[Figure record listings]

***

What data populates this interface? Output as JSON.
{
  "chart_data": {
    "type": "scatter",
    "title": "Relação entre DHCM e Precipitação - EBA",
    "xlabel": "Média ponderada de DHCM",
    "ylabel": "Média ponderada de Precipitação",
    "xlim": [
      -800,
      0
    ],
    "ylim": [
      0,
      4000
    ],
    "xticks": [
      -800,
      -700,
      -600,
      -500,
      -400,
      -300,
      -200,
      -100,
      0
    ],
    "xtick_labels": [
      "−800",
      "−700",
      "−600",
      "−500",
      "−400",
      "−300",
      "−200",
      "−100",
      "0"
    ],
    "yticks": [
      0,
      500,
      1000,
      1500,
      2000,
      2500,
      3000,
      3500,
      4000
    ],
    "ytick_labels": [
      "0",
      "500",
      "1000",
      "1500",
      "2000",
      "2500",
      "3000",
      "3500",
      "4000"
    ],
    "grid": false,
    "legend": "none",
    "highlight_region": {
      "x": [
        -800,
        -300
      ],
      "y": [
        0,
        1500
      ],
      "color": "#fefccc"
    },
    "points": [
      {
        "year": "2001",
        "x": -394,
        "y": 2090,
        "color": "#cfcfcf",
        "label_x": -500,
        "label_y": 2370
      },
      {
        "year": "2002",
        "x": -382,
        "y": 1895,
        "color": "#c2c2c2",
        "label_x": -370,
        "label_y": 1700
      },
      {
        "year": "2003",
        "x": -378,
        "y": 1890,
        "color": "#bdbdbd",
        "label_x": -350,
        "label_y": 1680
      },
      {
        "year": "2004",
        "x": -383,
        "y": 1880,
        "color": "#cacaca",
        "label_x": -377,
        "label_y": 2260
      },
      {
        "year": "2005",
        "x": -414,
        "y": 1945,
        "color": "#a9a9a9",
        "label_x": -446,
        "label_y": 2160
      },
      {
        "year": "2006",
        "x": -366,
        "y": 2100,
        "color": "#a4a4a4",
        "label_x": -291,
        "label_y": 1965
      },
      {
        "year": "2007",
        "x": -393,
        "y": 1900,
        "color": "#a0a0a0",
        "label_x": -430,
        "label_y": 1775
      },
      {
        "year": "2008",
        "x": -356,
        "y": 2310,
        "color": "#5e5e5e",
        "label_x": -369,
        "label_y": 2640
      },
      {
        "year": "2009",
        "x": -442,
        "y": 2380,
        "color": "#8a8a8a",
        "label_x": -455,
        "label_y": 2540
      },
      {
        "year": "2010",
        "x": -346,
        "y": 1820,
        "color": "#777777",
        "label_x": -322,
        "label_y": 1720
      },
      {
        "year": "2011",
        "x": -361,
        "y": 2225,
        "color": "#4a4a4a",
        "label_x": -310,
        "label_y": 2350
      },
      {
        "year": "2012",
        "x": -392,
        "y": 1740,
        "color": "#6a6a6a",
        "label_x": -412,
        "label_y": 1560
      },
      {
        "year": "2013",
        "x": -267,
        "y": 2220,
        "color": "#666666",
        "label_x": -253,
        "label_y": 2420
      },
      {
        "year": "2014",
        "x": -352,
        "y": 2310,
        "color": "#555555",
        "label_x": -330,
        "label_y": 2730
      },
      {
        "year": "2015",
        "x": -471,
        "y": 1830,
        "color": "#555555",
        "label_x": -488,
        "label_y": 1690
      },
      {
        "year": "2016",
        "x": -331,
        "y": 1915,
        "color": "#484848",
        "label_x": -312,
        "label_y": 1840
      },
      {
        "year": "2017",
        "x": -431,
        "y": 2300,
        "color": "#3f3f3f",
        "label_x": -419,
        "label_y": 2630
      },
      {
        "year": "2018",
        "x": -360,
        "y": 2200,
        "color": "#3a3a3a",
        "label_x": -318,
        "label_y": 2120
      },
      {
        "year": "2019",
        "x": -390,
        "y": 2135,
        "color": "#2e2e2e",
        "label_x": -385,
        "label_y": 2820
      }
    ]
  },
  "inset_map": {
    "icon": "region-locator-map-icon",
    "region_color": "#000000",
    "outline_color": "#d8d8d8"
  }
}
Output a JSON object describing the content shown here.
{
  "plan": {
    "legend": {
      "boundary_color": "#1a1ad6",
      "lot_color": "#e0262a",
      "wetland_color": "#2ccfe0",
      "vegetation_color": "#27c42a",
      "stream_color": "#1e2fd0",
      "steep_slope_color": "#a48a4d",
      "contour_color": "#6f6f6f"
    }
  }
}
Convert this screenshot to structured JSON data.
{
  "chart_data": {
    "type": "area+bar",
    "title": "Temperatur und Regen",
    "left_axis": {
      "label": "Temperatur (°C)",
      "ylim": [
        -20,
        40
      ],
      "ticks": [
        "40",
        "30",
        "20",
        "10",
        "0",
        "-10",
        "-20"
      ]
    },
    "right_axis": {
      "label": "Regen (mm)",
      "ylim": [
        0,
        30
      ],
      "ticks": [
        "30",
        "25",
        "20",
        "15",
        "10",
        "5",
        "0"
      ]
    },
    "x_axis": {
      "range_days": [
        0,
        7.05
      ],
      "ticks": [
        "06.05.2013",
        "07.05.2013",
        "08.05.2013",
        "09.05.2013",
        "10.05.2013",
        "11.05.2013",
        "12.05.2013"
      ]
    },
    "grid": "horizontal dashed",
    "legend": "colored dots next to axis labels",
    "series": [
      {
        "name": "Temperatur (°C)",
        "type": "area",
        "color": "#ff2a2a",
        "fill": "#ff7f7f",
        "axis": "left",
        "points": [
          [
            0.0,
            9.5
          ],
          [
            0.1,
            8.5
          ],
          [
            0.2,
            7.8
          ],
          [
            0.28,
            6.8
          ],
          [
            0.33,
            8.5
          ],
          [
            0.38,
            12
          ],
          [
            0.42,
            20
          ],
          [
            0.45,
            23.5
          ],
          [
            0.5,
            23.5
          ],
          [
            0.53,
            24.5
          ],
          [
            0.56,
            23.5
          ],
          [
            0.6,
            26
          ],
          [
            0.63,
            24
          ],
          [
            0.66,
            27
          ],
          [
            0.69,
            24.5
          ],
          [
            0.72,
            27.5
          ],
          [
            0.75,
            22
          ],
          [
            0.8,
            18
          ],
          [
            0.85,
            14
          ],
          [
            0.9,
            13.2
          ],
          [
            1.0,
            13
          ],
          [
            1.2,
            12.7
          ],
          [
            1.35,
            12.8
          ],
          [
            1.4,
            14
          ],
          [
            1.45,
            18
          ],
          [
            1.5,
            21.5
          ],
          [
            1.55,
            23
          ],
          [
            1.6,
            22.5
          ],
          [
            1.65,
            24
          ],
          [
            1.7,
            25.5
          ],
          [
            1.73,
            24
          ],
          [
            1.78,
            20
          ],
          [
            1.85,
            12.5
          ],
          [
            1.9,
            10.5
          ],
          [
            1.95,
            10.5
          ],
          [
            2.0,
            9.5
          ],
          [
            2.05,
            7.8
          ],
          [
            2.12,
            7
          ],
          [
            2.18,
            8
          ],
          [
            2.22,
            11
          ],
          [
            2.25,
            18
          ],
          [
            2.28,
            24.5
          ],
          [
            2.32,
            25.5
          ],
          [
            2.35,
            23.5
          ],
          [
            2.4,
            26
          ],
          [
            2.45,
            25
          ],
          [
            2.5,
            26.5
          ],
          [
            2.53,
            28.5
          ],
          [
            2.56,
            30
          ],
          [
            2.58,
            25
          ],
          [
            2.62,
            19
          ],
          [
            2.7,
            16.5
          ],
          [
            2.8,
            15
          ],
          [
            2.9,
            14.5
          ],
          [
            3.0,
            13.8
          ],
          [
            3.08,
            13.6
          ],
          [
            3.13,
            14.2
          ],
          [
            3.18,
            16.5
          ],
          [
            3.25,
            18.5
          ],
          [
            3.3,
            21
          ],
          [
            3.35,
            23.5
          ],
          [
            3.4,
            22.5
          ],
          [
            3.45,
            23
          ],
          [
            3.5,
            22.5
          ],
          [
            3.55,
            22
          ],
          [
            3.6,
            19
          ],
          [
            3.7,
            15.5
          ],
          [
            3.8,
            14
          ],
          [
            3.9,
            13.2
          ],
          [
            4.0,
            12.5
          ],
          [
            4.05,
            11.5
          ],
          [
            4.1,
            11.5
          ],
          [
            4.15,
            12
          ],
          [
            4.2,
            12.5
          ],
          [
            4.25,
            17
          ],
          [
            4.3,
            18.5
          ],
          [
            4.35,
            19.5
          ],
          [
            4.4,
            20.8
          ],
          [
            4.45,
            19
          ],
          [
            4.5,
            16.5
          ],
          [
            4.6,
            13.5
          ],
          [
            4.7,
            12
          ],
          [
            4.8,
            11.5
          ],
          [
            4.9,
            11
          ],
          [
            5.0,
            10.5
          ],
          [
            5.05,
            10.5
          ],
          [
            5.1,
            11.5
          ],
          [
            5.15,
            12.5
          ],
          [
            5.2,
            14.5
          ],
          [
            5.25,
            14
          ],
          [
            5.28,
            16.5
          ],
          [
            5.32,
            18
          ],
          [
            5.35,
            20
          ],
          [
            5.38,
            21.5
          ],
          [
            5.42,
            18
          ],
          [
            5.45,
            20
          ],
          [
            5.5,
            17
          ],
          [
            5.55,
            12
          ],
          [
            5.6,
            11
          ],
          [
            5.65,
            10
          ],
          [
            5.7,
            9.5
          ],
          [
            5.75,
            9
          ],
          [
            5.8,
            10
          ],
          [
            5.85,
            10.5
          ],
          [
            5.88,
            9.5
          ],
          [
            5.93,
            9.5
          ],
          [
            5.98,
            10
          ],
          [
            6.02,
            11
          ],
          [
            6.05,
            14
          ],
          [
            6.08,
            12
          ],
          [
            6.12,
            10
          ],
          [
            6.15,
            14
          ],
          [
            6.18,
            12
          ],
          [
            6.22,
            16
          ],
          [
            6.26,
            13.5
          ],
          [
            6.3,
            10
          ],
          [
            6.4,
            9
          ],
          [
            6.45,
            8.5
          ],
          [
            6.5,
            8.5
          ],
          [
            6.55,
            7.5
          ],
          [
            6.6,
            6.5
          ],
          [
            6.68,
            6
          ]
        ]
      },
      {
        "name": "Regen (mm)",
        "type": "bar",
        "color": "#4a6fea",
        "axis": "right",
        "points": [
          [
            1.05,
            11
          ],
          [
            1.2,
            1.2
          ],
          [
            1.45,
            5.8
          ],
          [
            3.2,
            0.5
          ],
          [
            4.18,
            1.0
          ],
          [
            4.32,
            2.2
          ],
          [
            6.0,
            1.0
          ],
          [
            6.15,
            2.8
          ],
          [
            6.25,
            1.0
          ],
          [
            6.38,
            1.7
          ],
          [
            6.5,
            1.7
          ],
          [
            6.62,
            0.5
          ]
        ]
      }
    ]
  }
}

***

■ Work instructions
What is the number of lines above that contain "ponderada"? Answer with that number only.

■ Output
2